* _WHAT YOU SHOULD DO_
Retype all of the listing exactly, passing over any picture you find.

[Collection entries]
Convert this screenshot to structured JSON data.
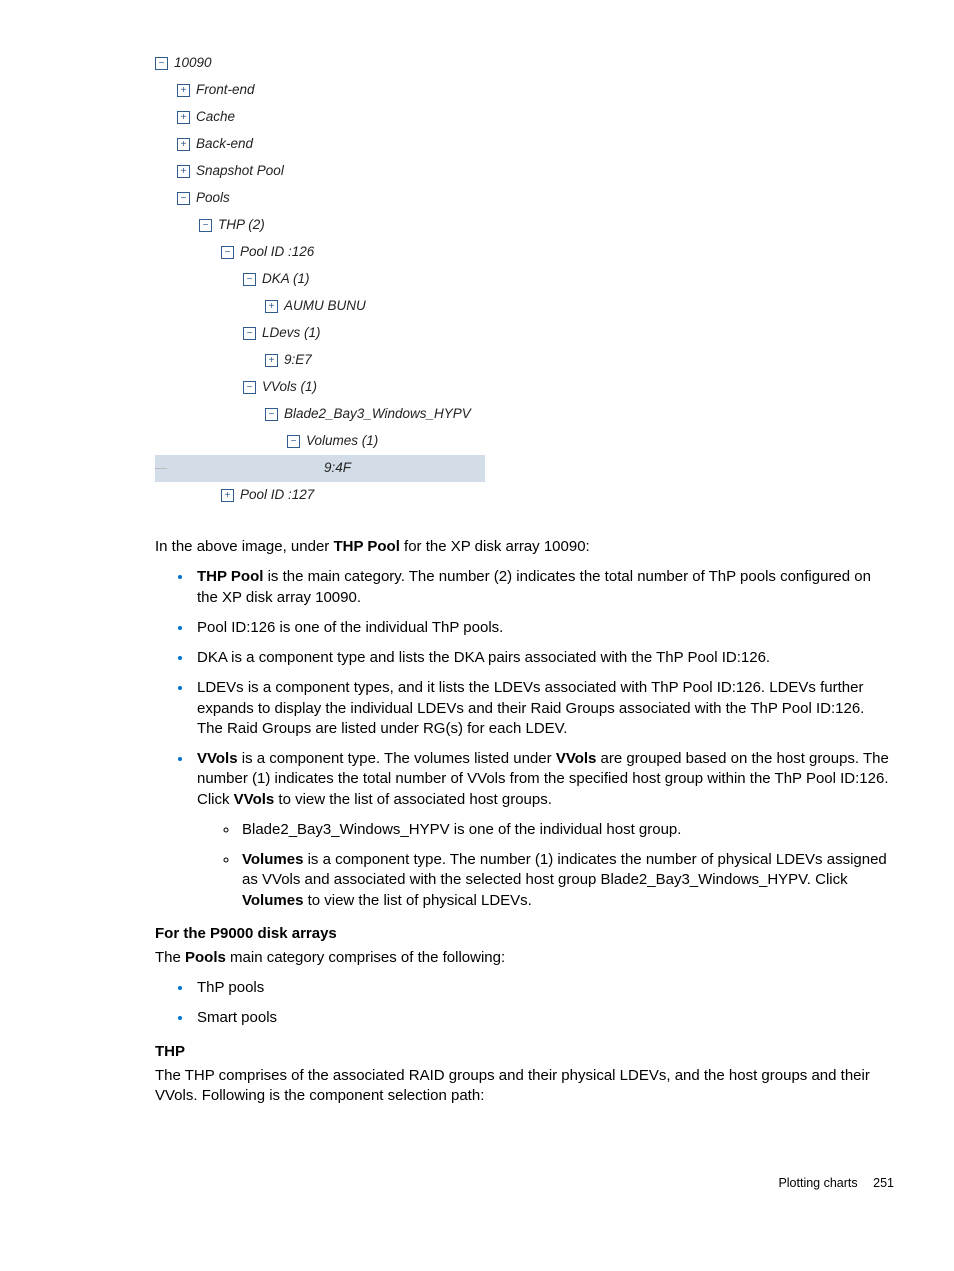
{
  "tree": {
    "root": "10090",
    "items": [
      "Front-end",
      "Cache",
      "Back-end",
      "Snapshot Pool",
      "Pools"
    ],
    "thp": "THP (2)",
    "pool126": "Pool ID :126",
    "dka": "DKA (1)",
    "aumu": "AUMU BUNU",
    "ldevs": "LDevs (1)",
    "ldev1": "9:E7",
    "vvols": "VVols (1)",
    "hostgroup": "Blade2_Bay3_Windows_HYPV",
    "volumes": "Volumes (1)",
    "vol1": "9:4F",
    "pool127": "Pool ID :127"
  },
  "body": {
    "intro_pre": "In the above image, under ",
    "intro_bold": "THP Pool",
    "intro_post": " for the XP disk array 10090:",
    "b1_bold": "THP Pool",
    "b1_rest": " is the main category. The number (2) indicates the total number of ThP pools configured on the XP disk array 10090.",
    "b2": "Pool ID:126 is one of the individual ThP pools.",
    "b3": "DKA is a component type and lists the DKA pairs associated with the ThP Pool ID:126.",
    "b4": "LDEVs is a component types, and it lists the LDEVs associated with ThP Pool ID:126. LDEVs further expands to display the individual LDEVs and their Raid Groups associated with the ThP Pool ID:126. The Raid Groups are listed under RG(s) for each LDEV.",
    "b5_bold1": "VVols",
    "b5_t1": " is a component type. The volumes listed under ",
    "b5_bold2": "VVols",
    "b5_t2": " are grouped based on the host groups. The number (1) indicates the total number of VVols from the specified host group within the ThP Pool ID:126. Click ",
    "b5_bold3": "VVols",
    "b5_t3": " to view the list of associated host groups.",
    "s1": "Blade2_Bay3_Windows_HYPV is one of the individual host group.",
    "s2_bold1": "Volumes",
    "s2_t1": " is a component type. The number (1) indicates the number of physical LDEVs assigned as VVols and associated with the selected host group Blade2_Bay3_Windows_HYPV. Click ",
    "s2_bold2": "Volumes",
    "s2_t2": " to view the list of physical LDEVs.",
    "h1": "For the P9000 disk arrays",
    "p1_pre": "The ",
    "p1_bold": "Pools",
    "p1_post": " main category comprises of the following:",
    "pb1": "ThP pools",
    "pb2": "Smart pools",
    "h2": "THP",
    "p2": "The THP comprises of the associated RAID groups and their physical LDEVs, and the host groups and their VVols. Following is the component selection path:"
  },
  "footer": {
    "section": "Plotting charts",
    "page": "251"
  }
}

* _OUTPUT FOR THIS EXERCISE_
Convert this screenshot to structured JSON data.
{
  "tree": {
    "root": "10090",
    "items": [
      "Front-end",
      "Cache",
      "Back-end",
      "Snapshot Pool",
      "Pools"
    ],
    "thp": "THP (2)",
    "pool126": "Pool ID :126",
    "dka": "DKA (1)",
    "aumu": "AUMU BUNU",
    "ldevs": "LDevs (1)",
    "ldev1": "9:E7",
    "vvols": "VVols (1)",
    "hostgroup": "Blade2_Bay3_Windows_HYPV",
    "volumes": "Volumes (1)",
    "vol1": "9:4F",
    "pool127": "Pool ID :127"
  },
  "body": {
    "intro_pre": "In the above image, under ",
    "intro_bold": "THP Pool",
    "intro_post": " for the XP disk array 10090:",
    "b1_bold": "THP Pool",
    "b1_rest": " is the main category. The number (2) indicates the total number of ThP pools configured on the XP disk array 10090.",
    "b2": "Pool ID:126 is one of the individual ThP pools.",
    "b3": "DKA is a component type and lists the DKA pairs associated with the ThP Pool ID:126.",
    "b4": "LDEVs is a component types, and it lists the LDEVs associated with ThP Pool ID:126. LDEVs further expands to display the individual LDEVs and their Raid Groups associated with the ThP Pool ID:126. The Raid Groups are listed under RG(s) for each LDEV.",
    "b5_bold1": "VVols",
    "b5_t1": " is a component type. The volumes listed under ",
    "b5_bold2": "VVols",
    "b5_t2": " are grouped based on the host groups. The number (1) indicates the total number of VVols from the specified host group within the ThP Pool ID:126. Click ",
    "b5_bold3": "VVols",
    "b5_t3": " to view the list of associated host groups.",
    "s1": "Blade2_Bay3_Windows_HYPV is one of the individual host group.",
    "s2_bold1": "Volumes",
    "s2_t1": " is a component type. The number (1) indicates the number of physical LDEVs assigned as VVols and associated with the selected host group Blade2_Bay3_Windows_HYPV. Click ",
    "s2_bold2": "Volumes",
    "s2_t2": " to view the list of physical LDEVs.",
    "h1": "For the P9000 disk arrays",
    "p1_pre": "The ",
    "p1_bold": "Pools",
    "p1_post": " main category comprises of the following:",
    "pb1": "ThP pools",
    "pb2": "Smart pools",
    "h2": "THP",
    "p2": "The THP comprises of the associated RAID groups and their physical LDEVs, and the host groups and their VVols. Following is the component selection path:"
  },
  "footer": {
    "section": "Plotting charts",
    "page": "251"
  }
}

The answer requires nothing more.